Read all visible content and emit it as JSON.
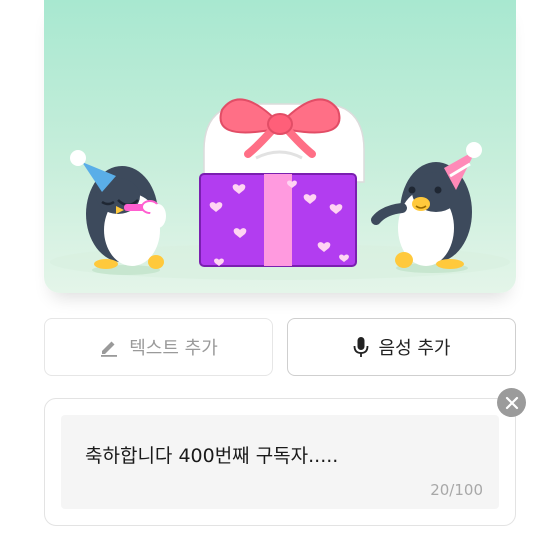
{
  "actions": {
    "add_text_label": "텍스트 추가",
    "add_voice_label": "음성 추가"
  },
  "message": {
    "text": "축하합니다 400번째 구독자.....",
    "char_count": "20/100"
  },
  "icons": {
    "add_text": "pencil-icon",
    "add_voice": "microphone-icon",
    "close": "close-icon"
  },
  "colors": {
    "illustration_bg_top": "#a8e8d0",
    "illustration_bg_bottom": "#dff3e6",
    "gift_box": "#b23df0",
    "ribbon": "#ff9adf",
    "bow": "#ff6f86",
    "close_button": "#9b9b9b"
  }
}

--

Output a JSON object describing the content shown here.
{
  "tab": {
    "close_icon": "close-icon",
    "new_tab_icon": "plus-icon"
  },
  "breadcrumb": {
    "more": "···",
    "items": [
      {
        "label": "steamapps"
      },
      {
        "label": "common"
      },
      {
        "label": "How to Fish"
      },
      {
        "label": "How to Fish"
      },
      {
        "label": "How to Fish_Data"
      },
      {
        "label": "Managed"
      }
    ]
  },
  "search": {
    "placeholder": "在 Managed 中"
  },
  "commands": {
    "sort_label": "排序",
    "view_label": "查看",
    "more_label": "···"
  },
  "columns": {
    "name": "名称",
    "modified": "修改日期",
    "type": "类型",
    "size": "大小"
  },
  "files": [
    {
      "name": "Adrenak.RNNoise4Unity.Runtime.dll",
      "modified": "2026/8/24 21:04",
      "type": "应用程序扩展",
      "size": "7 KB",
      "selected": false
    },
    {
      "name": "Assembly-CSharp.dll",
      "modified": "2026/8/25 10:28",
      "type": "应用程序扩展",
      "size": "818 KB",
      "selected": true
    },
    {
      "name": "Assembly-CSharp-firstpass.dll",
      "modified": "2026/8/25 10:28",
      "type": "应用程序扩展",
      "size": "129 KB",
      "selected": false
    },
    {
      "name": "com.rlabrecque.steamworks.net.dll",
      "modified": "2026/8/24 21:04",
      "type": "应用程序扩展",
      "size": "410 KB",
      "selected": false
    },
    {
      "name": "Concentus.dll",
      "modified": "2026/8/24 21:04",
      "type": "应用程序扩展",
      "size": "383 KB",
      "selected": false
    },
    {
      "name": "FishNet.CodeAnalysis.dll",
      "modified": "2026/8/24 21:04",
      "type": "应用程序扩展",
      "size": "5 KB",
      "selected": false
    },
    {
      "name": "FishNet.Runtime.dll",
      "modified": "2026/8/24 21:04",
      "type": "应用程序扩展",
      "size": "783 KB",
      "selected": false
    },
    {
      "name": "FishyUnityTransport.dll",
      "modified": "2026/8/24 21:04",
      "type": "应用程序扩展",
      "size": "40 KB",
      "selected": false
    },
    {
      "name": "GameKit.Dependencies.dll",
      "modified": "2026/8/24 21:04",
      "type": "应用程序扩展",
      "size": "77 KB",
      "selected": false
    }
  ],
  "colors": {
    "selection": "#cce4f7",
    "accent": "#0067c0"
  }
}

** Written task **
Count each line where the string "Managed" occurs, and write only the number.

** Written solution **
2